| What this task involves |
Scan the data for "DRIVE" and copy the lines it appears in.

| Raw data |
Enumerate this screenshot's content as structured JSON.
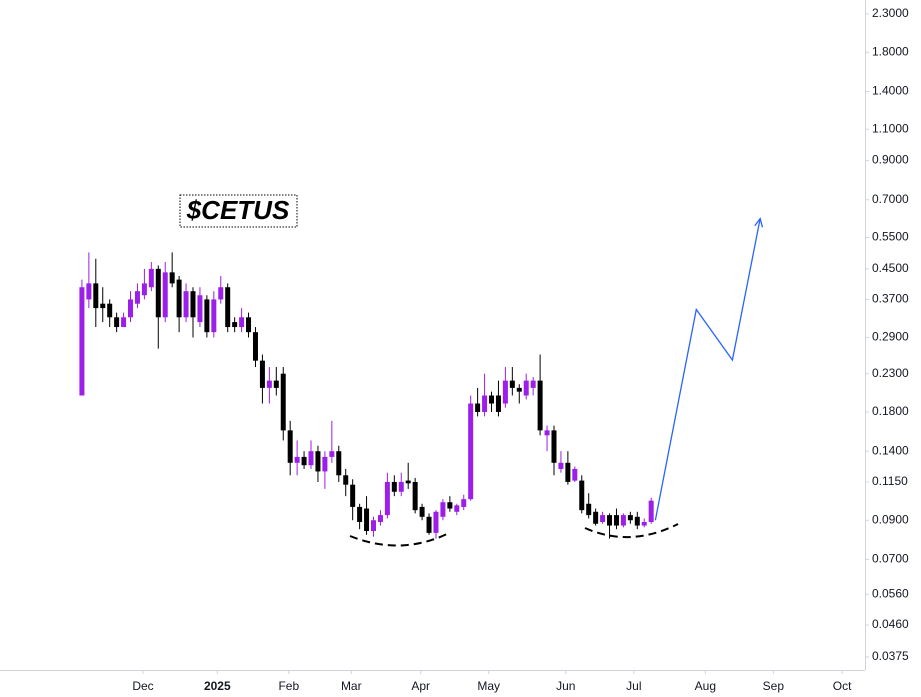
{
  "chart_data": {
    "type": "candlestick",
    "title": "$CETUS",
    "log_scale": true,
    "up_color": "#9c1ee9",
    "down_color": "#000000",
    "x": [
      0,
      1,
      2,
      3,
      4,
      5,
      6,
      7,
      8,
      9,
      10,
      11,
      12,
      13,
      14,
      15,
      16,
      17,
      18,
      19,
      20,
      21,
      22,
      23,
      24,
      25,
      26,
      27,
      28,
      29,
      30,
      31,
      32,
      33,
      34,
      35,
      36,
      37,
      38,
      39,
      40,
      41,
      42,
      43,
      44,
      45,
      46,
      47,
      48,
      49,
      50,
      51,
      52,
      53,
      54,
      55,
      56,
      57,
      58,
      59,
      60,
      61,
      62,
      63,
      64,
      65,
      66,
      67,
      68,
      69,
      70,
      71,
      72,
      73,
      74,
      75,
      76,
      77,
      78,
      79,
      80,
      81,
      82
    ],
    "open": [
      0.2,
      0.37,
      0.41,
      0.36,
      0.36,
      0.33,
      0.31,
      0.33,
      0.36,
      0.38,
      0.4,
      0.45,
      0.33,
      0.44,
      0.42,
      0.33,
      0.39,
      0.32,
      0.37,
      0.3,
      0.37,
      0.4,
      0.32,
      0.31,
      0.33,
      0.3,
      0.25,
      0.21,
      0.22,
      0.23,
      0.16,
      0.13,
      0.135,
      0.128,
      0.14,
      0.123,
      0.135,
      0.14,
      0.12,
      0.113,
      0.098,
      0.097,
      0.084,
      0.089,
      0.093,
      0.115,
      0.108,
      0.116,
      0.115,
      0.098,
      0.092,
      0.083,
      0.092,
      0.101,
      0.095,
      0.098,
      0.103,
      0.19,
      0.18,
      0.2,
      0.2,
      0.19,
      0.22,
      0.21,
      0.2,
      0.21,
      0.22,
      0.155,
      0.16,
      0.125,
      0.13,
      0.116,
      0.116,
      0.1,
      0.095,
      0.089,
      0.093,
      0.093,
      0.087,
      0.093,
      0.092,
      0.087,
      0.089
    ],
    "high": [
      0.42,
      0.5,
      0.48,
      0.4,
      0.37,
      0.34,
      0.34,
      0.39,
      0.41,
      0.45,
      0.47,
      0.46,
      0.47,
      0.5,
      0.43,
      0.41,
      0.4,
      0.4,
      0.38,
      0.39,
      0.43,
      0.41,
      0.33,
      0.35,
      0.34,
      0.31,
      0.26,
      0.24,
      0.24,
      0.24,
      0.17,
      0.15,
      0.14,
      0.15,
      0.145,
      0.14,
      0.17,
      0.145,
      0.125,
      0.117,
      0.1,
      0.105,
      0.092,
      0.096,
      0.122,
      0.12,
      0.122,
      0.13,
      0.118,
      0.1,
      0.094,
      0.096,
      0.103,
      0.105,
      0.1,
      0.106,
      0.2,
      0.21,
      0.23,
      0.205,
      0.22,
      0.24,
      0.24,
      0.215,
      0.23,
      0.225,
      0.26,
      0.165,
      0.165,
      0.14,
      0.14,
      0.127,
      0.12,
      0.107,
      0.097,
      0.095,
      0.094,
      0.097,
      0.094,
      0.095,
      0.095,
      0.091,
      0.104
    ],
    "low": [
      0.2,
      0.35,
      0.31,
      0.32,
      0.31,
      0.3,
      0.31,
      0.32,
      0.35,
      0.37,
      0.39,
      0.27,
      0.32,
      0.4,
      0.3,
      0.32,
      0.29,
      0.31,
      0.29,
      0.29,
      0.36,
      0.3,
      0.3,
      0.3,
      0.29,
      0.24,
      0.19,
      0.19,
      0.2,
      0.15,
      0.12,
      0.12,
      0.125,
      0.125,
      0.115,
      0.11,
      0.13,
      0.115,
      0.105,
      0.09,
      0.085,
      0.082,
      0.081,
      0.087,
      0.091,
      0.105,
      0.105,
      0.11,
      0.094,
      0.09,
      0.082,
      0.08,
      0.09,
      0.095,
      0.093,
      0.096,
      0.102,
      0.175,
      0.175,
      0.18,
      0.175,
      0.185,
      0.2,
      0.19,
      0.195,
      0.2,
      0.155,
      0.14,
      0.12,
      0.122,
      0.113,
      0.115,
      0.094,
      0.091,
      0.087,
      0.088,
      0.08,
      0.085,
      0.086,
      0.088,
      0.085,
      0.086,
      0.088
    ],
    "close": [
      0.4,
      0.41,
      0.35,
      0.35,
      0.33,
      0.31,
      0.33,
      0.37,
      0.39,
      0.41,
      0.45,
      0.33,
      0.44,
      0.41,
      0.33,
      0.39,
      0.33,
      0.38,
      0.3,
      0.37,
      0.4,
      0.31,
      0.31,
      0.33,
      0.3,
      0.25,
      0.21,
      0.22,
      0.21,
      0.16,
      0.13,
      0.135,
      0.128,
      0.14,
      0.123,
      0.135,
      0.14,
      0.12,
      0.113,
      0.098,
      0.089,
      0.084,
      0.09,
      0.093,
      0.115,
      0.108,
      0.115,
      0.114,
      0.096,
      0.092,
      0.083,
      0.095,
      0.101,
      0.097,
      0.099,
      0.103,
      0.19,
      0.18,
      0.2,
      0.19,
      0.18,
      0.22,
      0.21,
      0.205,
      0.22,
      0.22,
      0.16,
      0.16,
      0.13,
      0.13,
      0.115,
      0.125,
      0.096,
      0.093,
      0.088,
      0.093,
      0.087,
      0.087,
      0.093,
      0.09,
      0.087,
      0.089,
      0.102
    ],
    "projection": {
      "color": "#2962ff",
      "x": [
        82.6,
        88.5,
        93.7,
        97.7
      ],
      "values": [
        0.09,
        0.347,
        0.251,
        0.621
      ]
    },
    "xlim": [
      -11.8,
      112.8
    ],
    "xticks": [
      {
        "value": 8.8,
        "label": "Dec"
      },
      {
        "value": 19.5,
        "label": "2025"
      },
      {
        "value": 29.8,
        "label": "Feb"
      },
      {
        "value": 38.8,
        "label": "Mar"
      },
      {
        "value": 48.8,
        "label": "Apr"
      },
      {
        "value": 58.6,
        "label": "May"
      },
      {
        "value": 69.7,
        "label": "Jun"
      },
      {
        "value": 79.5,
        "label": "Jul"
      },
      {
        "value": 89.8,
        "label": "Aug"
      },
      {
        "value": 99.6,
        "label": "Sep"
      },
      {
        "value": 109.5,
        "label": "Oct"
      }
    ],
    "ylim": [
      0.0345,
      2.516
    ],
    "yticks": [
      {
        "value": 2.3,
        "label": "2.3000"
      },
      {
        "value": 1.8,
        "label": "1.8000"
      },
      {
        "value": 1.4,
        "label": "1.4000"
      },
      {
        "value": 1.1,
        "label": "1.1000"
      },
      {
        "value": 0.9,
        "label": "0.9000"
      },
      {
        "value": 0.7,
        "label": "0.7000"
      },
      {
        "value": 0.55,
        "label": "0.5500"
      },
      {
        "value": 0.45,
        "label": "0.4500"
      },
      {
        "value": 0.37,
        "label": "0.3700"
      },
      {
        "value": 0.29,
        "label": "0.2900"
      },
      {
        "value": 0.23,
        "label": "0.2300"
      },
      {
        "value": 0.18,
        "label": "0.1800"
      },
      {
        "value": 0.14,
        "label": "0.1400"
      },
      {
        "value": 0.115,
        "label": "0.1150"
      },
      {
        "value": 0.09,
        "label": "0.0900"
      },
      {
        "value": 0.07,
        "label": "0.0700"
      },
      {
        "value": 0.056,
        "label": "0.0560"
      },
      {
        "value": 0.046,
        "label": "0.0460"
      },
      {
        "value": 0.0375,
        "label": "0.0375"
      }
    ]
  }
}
* * *
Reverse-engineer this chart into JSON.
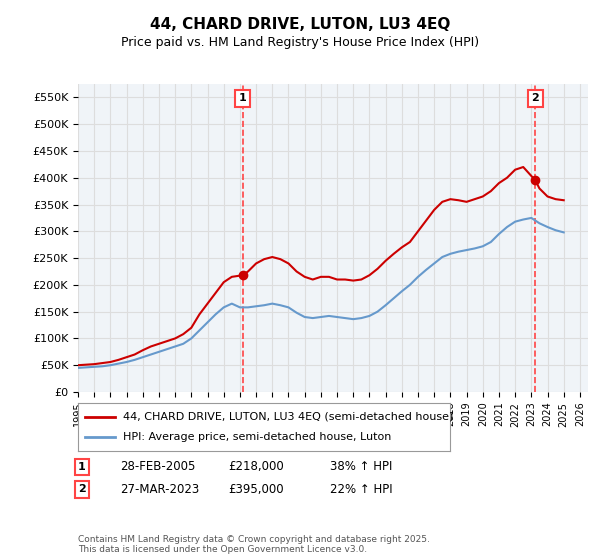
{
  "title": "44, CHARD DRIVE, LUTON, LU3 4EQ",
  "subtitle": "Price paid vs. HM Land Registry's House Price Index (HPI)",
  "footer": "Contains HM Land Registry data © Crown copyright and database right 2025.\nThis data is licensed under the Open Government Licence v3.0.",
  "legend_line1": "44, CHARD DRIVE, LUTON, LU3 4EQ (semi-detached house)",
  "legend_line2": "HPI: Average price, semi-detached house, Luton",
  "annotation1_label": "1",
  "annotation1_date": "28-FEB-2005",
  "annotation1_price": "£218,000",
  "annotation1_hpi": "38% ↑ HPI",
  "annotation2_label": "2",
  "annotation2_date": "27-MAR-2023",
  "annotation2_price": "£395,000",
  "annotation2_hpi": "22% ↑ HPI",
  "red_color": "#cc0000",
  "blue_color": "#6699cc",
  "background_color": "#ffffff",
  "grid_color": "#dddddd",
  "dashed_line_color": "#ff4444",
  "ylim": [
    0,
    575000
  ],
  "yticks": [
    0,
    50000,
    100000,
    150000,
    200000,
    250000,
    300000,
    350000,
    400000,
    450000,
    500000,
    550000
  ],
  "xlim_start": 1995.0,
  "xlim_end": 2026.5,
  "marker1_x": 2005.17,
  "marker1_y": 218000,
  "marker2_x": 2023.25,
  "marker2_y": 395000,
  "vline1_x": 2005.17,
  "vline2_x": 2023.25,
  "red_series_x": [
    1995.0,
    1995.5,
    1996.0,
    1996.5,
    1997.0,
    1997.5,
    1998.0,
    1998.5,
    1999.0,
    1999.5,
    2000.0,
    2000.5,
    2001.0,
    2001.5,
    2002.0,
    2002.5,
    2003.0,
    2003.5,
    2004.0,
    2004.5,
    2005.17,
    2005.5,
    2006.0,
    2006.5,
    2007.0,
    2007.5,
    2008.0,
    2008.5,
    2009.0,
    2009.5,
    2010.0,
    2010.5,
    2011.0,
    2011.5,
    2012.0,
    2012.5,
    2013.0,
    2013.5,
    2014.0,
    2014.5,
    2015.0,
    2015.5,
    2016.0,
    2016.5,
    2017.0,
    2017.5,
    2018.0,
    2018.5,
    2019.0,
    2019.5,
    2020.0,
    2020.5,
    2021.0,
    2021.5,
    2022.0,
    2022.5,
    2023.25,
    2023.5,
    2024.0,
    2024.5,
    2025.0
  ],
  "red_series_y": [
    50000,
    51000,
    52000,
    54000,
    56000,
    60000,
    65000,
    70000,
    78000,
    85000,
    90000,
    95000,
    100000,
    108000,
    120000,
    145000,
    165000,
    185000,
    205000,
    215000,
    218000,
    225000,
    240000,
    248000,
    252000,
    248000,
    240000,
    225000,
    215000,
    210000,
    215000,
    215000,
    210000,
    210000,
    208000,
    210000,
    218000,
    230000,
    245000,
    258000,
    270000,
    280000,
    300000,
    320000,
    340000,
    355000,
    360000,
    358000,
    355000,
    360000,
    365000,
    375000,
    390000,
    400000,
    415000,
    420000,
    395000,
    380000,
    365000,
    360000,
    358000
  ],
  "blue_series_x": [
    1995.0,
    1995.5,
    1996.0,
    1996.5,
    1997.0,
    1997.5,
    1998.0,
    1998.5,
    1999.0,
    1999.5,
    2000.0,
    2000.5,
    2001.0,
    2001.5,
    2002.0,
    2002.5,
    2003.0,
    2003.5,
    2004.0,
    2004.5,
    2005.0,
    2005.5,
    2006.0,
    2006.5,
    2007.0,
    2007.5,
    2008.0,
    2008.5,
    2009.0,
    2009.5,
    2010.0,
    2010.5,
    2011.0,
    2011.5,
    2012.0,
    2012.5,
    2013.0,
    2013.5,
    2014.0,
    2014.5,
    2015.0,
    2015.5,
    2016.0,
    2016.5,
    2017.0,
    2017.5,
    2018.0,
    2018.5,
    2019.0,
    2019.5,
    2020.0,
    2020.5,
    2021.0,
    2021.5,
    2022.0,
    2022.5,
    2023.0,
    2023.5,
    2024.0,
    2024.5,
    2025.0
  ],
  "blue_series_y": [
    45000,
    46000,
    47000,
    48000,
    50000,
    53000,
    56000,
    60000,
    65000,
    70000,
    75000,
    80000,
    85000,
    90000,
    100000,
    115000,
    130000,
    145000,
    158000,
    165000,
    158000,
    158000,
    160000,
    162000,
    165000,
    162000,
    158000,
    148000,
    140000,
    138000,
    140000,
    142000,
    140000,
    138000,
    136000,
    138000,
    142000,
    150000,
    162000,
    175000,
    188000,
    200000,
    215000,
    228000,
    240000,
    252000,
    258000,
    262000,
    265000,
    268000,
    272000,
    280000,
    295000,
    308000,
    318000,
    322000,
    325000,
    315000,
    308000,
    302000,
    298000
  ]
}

| Solved problem |
  "title": "44, CHARD DRIVE, LUTON, LU3 4EQ",
  "legend_line1": "44, CHARD DRIVE, LUTON, LU3 4EQ (semi-detached house)",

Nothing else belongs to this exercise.